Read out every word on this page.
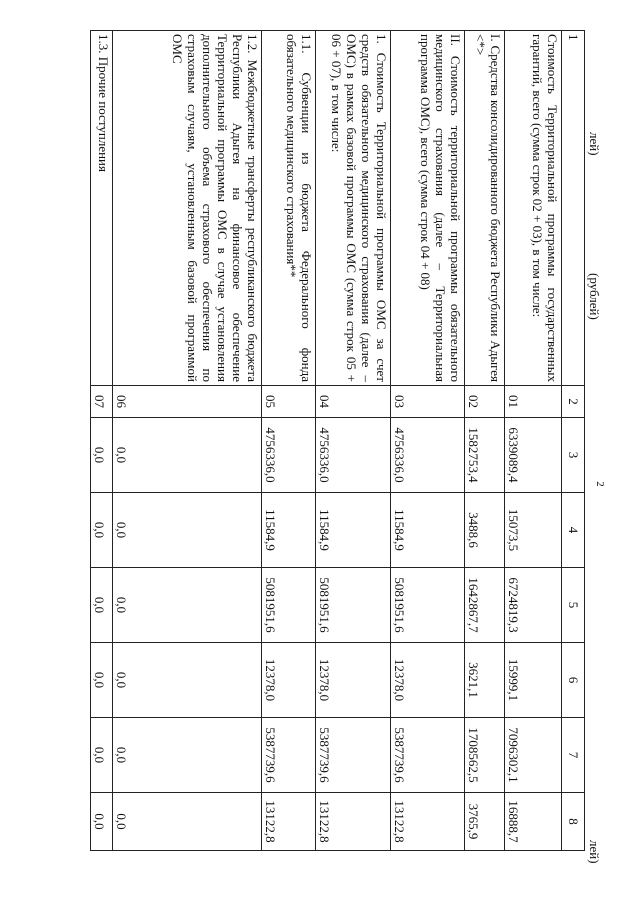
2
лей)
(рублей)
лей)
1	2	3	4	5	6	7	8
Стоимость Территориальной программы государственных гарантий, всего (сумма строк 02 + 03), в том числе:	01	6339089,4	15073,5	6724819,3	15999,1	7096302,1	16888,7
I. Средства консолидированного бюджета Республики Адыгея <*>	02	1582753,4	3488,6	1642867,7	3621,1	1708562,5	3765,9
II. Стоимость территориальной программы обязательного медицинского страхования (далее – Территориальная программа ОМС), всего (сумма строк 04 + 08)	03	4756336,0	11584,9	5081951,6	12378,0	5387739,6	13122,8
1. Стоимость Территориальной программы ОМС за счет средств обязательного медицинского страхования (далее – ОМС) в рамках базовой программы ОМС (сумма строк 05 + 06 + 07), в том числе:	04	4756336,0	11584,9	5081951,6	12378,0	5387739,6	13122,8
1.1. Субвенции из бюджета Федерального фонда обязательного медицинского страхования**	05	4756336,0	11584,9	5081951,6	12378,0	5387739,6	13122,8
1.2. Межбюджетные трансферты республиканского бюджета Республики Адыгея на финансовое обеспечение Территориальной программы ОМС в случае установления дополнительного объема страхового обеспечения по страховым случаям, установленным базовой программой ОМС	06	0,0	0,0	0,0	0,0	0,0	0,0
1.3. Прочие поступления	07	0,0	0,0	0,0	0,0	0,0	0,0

——————

**Set task:** Without the pictures, retype the whole of the material above exactly.

**Reply to the task:**
Read out every word on this page.
2
лей)
(рублей)
лей)
1	2	3	4	5	6	7	8
Стоимость Территориальной программы государственных гарантий, всего (сумма строк 02 + 03), в том числе:	01	6339089,4	15073,5	6724819,3	15999,1	7096302,1	16888,7
I. Средства консолидированного бюджета Республики Адыгея <*>	02	1582753,4	3488,6	1642867,7	3621,1	1708562,5	3765,9
II. Стоимость территориальной программы обязательного медицинского страхования (далее – Территориальная программа ОМС), всего (сумма строк 04 + 08)	03	4756336,0	11584,9	5081951,6	12378,0	5387739,6	13122,8
1. Стоимость Территориальной программы ОМС за счет средств обязательного медицинского страхования (далее – ОМС) в рамках базовой программы ОМС (сумма строк 05 + 06 + 07), в том числе:	04	4756336,0	11584,9	5081951,6	12378,0	5387739,6	13122,8
1.1. Субвенции из бюджета Федерального фонда обязательного медицинского страхования**	05	4756336,0	11584,9	5081951,6	12378,0	5387739,6	13122,8
1.2. Межбюджетные трансферты республиканского бюджета Республики Адыгея на финансовое обеспечение Территориальной программы ОМС в случае установления дополнительного объема страхового обеспечения по страховым случаям, установленным базовой программой ОМС	06	0,0	0,0	0,0	0,0	0,0	0,0
1.3. Прочие поступления	07	0,0	0,0	0,0	0,0	0,0	0,0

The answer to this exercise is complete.